# Directive:
Please reproduce each of the entries below verbatim, keeping every line unchanged and in the same order.

***** Data supplied

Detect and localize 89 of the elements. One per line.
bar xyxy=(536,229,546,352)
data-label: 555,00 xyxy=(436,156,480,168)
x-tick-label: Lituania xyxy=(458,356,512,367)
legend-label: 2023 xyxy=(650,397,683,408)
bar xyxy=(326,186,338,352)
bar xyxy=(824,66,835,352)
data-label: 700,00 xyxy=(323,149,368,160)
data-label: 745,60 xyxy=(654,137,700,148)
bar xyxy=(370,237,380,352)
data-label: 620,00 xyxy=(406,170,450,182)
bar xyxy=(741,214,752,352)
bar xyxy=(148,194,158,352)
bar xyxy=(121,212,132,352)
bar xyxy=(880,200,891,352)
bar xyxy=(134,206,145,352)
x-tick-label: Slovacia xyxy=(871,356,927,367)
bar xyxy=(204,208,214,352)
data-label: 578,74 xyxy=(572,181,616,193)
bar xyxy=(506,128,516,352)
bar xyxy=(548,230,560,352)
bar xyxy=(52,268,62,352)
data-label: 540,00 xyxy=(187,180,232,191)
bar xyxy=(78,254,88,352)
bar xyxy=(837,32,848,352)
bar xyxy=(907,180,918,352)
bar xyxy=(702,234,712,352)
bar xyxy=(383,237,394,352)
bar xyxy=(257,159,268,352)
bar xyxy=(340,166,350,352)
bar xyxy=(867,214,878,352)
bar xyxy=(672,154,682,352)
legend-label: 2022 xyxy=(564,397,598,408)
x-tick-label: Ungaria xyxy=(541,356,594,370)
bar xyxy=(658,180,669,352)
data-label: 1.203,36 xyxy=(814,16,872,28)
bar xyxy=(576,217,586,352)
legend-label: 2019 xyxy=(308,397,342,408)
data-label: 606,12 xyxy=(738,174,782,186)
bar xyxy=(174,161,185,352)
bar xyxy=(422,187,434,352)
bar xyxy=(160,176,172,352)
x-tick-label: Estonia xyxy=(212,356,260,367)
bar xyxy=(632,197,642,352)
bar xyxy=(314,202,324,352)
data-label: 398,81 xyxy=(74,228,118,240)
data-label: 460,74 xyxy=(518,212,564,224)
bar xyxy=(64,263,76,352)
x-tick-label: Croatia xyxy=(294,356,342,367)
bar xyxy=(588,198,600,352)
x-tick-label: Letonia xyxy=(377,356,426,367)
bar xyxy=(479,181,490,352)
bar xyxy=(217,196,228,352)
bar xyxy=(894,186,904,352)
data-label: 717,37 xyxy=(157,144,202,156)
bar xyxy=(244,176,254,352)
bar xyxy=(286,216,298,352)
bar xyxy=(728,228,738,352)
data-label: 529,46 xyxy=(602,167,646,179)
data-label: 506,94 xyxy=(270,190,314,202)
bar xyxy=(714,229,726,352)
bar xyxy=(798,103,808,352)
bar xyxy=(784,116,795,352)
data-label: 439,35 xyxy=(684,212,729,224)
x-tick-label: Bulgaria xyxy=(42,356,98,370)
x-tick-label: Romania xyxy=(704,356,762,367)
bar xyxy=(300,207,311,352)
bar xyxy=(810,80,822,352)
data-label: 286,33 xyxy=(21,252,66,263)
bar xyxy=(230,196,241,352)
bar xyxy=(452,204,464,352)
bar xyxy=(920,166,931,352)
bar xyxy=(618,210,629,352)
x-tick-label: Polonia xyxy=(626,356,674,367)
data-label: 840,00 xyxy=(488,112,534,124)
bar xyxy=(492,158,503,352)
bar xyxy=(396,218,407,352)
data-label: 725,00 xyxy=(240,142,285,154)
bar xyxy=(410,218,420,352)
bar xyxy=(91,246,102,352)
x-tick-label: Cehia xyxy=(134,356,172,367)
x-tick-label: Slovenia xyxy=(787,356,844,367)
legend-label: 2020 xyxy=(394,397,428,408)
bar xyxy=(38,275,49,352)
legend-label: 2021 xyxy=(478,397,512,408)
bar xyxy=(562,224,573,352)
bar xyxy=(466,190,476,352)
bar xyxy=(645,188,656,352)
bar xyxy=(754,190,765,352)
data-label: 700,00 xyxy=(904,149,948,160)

**********

# Expected answer:
Detect and localize 89 of the elements. One per line.
bar xyxy=(536,229,546,352)
data-label: 555,00 xyxy=(436,156,480,168)
x-tick-label: Lituania xyxy=(458,356,512,367)
legend-label: 2023 xyxy=(650,397,683,408)
bar xyxy=(326,186,338,352)
bar xyxy=(824,66,835,352)
data-label: 700,00 xyxy=(323,149,368,160)
data-label: 745,60 xyxy=(654,137,700,148)
bar xyxy=(370,237,380,352)
data-label: 620,00 xyxy=(406,170,450,182)
bar xyxy=(741,214,752,352)
bar xyxy=(148,194,158,352)
bar xyxy=(121,212,132,352)
bar xyxy=(880,200,891,352)
bar xyxy=(134,206,145,352)
x-tick-label: Slovacia xyxy=(871,356,927,367)
bar xyxy=(204,208,214,352)
data-label: 578,74 xyxy=(572,181,616,193)
bar xyxy=(506,128,516,352)
bar xyxy=(548,230,560,352)
bar xyxy=(52,268,62,352)
data-label: 540,00 xyxy=(187,180,232,191)
bar xyxy=(78,254,88,352)
bar xyxy=(837,32,848,352)
bar xyxy=(907,180,918,352)
bar xyxy=(702,234,712,352)
bar xyxy=(383,237,394,352)
bar xyxy=(257,159,268,352)
bar xyxy=(340,166,350,352)
bar xyxy=(867,214,878,352)
bar xyxy=(672,154,682,352)
legend-label: 2022 xyxy=(564,397,598,408)
x-tick-label: Ungaria xyxy=(541,356,594,370)
bar xyxy=(658,180,669,352)
data-label: 1.203,36 xyxy=(814,16,872,28)
bar xyxy=(576,217,586,352)
legend-label: 2019 xyxy=(308,397,342,408)
data-label: 606,12 xyxy=(738,174,782,186)
bar xyxy=(174,161,185,352)
bar xyxy=(422,187,434,352)
bar xyxy=(160,176,172,352)
x-tick-label: Estonia xyxy=(212,356,260,367)
bar xyxy=(632,197,642,352)
bar xyxy=(314,202,324,352)
data-label: 398,81 xyxy=(74,228,118,240)
data-label: 460,74 xyxy=(518,212,564,224)
bar xyxy=(64,263,76,352)
x-tick-label: Croatia xyxy=(294,356,342,367)
bar xyxy=(588,198,600,352)
x-tick-label: Letonia xyxy=(377,356,426,367)
bar xyxy=(479,181,490,352)
bar xyxy=(217,196,228,352)
bar xyxy=(894,186,904,352)
data-label: 717,37 xyxy=(157,144,202,156)
bar xyxy=(244,176,254,352)
bar xyxy=(286,216,298,352)
bar xyxy=(728,228,738,352)
data-label: 529,46 xyxy=(602,167,646,179)
data-label: 506,94 xyxy=(270,190,314,202)
bar xyxy=(714,229,726,352)
bar xyxy=(798,103,808,352)
bar xyxy=(784,116,795,352)
data-label: 439,35 xyxy=(684,212,729,224)
x-tick-label: Bulgaria xyxy=(42,356,98,370)
x-tick-label: Romania xyxy=(704,356,762,367)
bar xyxy=(300,207,311,352)
bar xyxy=(810,80,822,352)
data-label: 286,33 xyxy=(21,252,66,263)
bar xyxy=(230,196,241,352)
bar xyxy=(452,204,464,352)
bar xyxy=(920,166,931,352)
bar xyxy=(618,210,629,352)
x-tick-label: Polonia xyxy=(626,356,674,367)
data-label: 840,00 xyxy=(488,112,534,124)
bar xyxy=(492,158,503,352)
bar xyxy=(396,218,407,352)
data-label: 725,00 xyxy=(240,142,285,154)
bar xyxy=(410,218,420,352)
bar xyxy=(91,246,102,352)
x-tick-label: Cehia xyxy=(134,356,172,367)
x-tick-label: Slovenia xyxy=(787,356,844,367)
legend-label: 2020 xyxy=(394,397,428,408)
bar xyxy=(38,275,49,352)
legend-label: 2021 xyxy=(478,397,512,408)
bar xyxy=(562,224,573,352)
bar xyxy=(466,190,476,352)
bar xyxy=(645,188,656,352)
bar xyxy=(754,190,765,352)
data-label: 700,00 xyxy=(904,149,948,160)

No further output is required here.